§ TASK PROMPT
Quote the records that follow in full and exactly; leave out the pictures.

§ DATA LINES
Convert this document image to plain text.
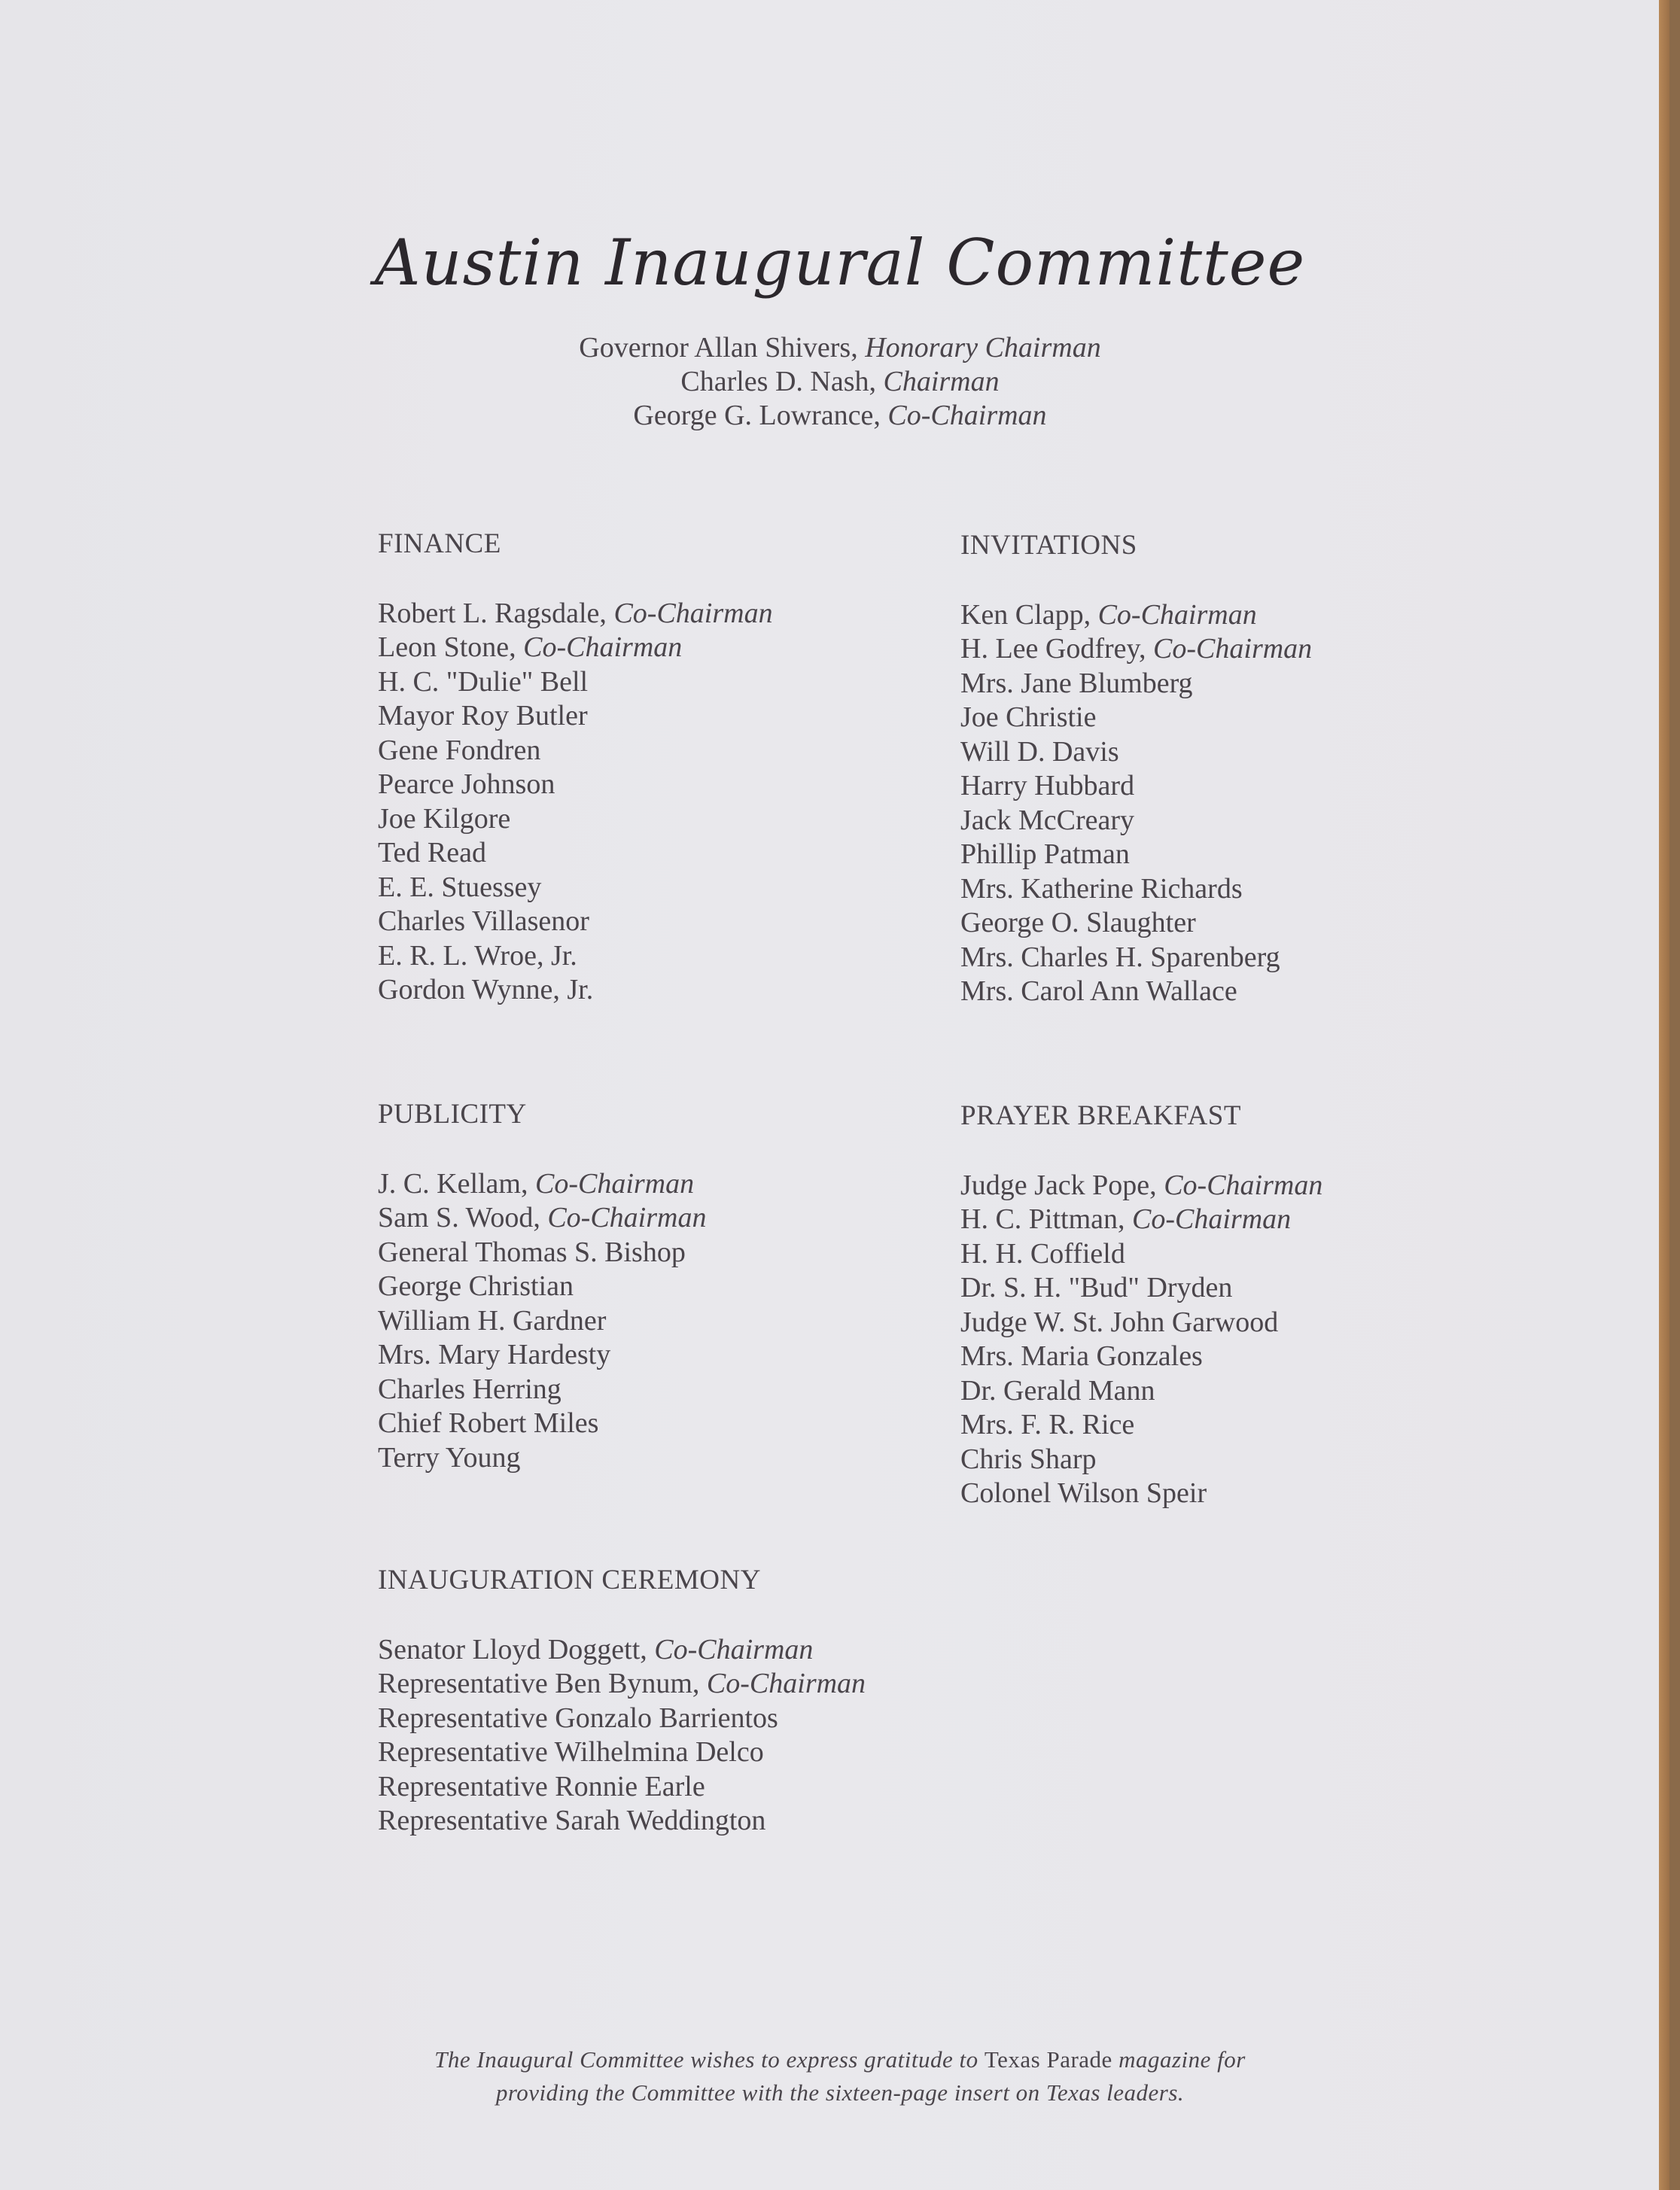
Austin Inaugural Committee
Governor Allan Shivers, Honorary Chairman
Charles D. Nash, Chairman
George G. Lowrance, Co-Chairman
FINANCE
Robert L. Ragsdale, Co-Chairman
Leon Stone, Co-Chairman
H. C. "Dulie" Bell
Mayor Roy Butler
Gene Fondren
Pearce Johnson
Joe Kilgore
Ted Read
E. E. Stuessey
Charles Villasenor
E. R. L. Wroe, Jr.
Gordon Wynne, Jr.
INVITATIONS
Ken Clapp, Co-Chairman
H. Lee Godfrey, Co-Chairman
Mrs. Jane Blumberg
Joe Christie
Will D. Davis
Harry Hubbard
Jack McCreary
Phillip Patman
Mrs. Katherine Richards
George O. Slaughter
Mrs. Charles H. Sparenberg
Mrs. Carol Ann Wallace
PUBLICITY
J. C. Kellam, Co-Chairman
Sam S. Wood, Co-Chairman
General Thomas S. Bishop
George Christian
William H. Gardner
Mrs. Mary Hardesty
Charles Herring
Chief Robert Miles
Terry Young
PRAYER BREAKFAST
Judge Jack Pope, Co-Chairman
H. C. Pittman, Co-Chairman
H. H. Coffield
Dr. S. H. "Bud" Dryden
Judge W. St. John Garwood
Mrs. Maria Gonzales
Dr. Gerald Mann
Mrs. F. R. Rice
Chris Sharp
Colonel Wilson Speir
INAUGURATION CEREMONY
Senator Lloyd Doggett, Co-Chairman
Representative Ben Bynum, Co-Chairman
Representative Gonzalo Barrientos
Representative Wilhelmina Delco
Representative Ronnie Earle
Representative Sarah Weddington
The Inaugural Committee wishes to express gratitude to Texas Parade magazine for
providing the Committee with the sixteen-page insert on Texas leaders.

§ RESPONSE FOR THIS EXERCISE
Convert this document image to plain text.
Austin Inaugural Committee
Governor Allan Shivers, Honorary Chairman
Charles D. Nash, Chairman
George G. Lowrance, Co-Chairman
FINANCE
Robert L. Ragsdale, Co-Chairman
Leon Stone, Co-Chairman
H. C. "Dulie" Bell
Mayor Roy Butler
Gene Fondren
Pearce Johnson
Joe Kilgore
Ted Read
E. E. Stuessey
Charles Villasenor
E. R. L. Wroe, Jr.
Gordon Wynne, Jr.
INVITATIONS
Ken Clapp, Co-Chairman
H. Lee Godfrey, Co-Chairman
Mrs. Jane Blumberg
Joe Christie
Will D. Davis
Harry Hubbard
Jack McCreary
Phillip Patman
Mrs. Katherine Richards
George O. Slaughter
Mrs. Charles H. Sparenberg
Mrs. Carol Ann Wallace
PUBLICITY
J. C. Kellam, Co-Chairman
Sam S. Wood, Co-Chairman
General Thomas S. Bishop
George Christian
William H. Gardner
Mrs. Mary Hardesty
Charles Herring
Chief Robert Miles
Terry Young
PRAYER BREAKFAST
Judge Jack Pope, Co-Chairman
H. C. Pittman, Co-Chairman
H. H. Coffield
Dr. S. H. "Bud" Dryden
Judge W. St. John Garwood
Mrs. Maria Gonzales
Dr. Gerald Mann
Mrs. F. R. Rice
Chris Sharp
Colonel Wilson Speir
INAUGURATION CEREMONY
Senator Lloyd Doggett, Co-Chairman
Representative Ben Bynum, Co-Chairman
Representative Gonzalo Barrientos
Representative Wilhelmina Delco
Representative Ronnie Earle
Representative Sarah Weddington
The Inaugural Committee wishes to express gratitude to Texas Parade magazine for
providing the Committee with the sixteen-page insert on Texas leaders.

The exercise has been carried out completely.